:: Supplied entries

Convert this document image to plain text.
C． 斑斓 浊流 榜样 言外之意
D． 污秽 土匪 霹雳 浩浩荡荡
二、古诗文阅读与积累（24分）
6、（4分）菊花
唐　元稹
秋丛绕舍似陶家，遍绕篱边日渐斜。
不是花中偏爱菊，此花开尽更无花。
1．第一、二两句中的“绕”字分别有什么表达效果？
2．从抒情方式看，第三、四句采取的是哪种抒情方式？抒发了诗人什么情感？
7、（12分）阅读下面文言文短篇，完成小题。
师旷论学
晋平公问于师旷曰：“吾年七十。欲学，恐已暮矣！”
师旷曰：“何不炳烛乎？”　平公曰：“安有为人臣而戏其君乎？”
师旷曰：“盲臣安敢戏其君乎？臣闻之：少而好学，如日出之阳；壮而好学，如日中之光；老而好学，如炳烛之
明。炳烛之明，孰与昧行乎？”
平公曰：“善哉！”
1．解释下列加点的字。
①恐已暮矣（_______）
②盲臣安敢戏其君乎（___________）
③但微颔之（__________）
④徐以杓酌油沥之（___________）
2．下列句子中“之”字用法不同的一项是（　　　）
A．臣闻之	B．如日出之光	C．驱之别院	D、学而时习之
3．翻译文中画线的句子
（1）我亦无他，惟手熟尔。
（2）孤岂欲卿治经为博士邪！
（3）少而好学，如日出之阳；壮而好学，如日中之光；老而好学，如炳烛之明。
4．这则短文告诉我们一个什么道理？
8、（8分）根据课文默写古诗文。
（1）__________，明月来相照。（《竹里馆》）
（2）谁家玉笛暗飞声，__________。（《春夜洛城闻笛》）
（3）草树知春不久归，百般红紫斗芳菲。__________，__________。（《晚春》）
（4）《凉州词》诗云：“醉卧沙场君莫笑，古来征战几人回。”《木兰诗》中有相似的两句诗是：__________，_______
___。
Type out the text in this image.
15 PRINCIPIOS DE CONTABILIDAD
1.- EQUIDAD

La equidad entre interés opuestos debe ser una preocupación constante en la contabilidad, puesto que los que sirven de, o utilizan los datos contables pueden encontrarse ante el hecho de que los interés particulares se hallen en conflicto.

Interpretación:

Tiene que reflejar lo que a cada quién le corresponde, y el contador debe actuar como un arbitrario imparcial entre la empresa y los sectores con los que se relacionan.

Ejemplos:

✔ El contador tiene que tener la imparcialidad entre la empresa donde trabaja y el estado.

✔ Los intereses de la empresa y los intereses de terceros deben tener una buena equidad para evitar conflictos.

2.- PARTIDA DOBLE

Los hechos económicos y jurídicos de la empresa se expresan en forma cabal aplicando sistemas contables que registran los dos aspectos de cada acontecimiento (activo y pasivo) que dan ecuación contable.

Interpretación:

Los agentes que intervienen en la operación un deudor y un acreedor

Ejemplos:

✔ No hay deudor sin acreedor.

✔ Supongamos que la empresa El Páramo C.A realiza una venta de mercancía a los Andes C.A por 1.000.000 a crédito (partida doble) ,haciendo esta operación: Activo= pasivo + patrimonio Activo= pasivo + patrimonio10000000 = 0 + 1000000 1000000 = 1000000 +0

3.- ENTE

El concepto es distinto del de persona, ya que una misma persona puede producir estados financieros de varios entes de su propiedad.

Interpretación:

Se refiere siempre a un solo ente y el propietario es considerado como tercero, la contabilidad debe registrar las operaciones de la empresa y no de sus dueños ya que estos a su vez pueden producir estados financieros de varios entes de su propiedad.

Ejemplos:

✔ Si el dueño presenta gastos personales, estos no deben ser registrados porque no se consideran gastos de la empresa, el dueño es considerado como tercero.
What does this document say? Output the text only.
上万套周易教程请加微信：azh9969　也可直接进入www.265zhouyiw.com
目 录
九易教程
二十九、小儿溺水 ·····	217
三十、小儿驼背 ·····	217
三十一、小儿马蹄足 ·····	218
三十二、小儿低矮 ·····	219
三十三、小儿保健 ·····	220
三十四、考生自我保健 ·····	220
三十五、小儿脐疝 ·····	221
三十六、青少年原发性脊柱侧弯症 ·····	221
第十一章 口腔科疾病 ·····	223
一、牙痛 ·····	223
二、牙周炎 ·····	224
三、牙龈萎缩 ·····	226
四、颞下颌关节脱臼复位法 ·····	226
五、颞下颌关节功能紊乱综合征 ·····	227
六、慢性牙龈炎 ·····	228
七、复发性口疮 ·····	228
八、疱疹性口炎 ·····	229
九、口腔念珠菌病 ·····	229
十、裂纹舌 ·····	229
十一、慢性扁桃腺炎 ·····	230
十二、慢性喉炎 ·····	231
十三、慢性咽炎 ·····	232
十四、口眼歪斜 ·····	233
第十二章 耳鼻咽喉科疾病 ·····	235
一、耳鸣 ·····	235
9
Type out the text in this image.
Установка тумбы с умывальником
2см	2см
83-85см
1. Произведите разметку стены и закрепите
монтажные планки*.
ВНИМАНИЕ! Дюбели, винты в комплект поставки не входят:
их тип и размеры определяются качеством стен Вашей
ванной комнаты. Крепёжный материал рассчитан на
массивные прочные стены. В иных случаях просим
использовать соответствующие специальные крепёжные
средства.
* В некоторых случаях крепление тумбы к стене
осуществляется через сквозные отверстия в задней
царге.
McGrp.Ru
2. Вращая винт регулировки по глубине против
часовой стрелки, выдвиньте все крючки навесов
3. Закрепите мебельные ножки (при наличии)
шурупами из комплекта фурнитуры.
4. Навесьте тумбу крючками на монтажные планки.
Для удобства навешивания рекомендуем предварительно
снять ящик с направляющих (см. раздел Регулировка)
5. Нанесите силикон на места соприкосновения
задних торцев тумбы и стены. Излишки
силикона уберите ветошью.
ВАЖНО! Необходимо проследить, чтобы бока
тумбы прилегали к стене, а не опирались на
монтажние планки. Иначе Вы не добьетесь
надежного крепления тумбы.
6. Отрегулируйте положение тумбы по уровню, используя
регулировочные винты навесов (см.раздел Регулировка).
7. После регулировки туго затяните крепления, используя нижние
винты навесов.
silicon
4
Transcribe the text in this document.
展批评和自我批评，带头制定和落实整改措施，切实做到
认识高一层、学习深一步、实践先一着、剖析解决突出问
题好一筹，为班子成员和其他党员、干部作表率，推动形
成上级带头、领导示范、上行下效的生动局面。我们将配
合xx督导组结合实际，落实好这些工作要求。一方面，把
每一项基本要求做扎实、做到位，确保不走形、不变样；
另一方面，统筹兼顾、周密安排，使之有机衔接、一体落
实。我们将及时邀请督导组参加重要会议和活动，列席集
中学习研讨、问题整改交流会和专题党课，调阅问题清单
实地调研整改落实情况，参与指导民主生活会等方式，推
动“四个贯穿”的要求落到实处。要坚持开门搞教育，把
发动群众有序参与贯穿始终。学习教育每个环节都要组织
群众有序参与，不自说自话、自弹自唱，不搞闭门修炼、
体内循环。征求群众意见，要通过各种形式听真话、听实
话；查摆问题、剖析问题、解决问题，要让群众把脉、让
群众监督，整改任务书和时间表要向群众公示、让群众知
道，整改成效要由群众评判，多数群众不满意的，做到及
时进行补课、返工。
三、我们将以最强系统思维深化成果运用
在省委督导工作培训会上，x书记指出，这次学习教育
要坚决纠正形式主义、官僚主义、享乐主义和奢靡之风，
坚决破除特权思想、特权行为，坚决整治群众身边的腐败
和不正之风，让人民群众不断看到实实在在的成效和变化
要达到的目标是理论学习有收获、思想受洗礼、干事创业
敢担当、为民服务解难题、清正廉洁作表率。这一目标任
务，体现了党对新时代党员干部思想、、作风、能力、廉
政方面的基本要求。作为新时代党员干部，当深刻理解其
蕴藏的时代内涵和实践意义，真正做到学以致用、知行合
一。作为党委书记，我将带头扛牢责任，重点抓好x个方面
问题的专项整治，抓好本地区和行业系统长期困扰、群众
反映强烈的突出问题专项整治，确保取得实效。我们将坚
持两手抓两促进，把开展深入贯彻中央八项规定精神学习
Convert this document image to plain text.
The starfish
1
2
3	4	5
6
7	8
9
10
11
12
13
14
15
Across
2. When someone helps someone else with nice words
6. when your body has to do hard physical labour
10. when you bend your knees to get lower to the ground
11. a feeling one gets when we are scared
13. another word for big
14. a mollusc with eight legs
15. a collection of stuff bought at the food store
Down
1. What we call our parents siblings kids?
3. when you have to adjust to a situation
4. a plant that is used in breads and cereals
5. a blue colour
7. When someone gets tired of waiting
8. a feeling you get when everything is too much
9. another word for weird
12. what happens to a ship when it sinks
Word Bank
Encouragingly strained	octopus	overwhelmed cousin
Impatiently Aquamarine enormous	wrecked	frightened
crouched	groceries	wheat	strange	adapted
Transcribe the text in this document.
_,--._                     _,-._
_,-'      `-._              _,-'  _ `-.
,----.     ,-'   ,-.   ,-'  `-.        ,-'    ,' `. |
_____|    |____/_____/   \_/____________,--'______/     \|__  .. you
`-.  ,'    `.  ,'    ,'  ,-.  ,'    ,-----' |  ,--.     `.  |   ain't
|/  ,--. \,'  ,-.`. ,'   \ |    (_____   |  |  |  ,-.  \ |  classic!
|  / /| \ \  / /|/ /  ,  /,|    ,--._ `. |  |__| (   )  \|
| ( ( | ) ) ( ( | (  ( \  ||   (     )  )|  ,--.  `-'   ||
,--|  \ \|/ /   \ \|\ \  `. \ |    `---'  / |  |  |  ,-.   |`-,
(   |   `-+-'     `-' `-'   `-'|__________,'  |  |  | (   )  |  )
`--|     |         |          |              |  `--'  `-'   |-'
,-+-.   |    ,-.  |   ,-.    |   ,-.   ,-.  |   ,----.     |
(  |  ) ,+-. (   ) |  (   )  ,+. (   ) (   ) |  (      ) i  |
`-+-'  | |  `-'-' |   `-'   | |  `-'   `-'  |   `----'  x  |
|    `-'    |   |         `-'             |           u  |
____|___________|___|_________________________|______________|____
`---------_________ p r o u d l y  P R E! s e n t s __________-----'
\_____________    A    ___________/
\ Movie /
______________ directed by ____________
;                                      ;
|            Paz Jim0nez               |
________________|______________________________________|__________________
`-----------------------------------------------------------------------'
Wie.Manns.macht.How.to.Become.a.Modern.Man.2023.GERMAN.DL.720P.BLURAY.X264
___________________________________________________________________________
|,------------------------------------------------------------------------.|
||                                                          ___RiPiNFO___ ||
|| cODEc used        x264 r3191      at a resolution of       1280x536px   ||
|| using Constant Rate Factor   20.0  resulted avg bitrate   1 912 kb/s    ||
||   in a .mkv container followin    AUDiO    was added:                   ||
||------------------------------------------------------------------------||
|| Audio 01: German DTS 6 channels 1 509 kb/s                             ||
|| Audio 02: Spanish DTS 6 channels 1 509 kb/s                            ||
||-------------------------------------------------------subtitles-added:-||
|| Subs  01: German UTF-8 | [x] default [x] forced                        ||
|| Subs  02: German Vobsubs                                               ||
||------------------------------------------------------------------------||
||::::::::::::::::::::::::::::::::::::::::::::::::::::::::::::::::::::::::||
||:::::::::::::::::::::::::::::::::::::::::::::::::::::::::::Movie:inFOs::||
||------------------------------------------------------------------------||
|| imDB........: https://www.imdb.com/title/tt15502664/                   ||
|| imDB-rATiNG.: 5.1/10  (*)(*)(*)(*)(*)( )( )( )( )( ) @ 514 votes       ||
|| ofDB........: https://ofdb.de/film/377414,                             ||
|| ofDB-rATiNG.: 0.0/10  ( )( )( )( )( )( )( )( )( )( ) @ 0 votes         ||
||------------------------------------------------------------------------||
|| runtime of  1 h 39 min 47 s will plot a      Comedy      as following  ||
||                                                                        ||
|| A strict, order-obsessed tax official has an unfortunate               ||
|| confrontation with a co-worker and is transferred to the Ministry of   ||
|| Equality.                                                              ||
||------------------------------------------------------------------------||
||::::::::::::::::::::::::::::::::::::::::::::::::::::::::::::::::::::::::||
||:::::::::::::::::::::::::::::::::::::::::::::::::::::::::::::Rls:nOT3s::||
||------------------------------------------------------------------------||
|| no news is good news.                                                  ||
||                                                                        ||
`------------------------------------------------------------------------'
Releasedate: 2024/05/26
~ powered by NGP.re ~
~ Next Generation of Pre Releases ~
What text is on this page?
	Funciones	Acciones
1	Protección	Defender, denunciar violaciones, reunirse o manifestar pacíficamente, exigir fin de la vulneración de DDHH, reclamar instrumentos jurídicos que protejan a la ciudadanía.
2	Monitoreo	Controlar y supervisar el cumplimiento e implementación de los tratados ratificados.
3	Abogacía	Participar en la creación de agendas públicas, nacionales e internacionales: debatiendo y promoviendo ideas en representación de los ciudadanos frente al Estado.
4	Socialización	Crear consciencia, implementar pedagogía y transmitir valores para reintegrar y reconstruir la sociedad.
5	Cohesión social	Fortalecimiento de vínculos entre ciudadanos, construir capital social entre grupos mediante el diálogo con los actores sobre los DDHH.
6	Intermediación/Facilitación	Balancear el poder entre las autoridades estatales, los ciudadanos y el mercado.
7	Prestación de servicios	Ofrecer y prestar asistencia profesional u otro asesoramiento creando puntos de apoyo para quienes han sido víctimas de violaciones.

::::

Brief: Collect each line holding the string "монтажные".

Exercise result:
монтажные планки*.
4. Навесьте тумбу крючками на монтажные планки.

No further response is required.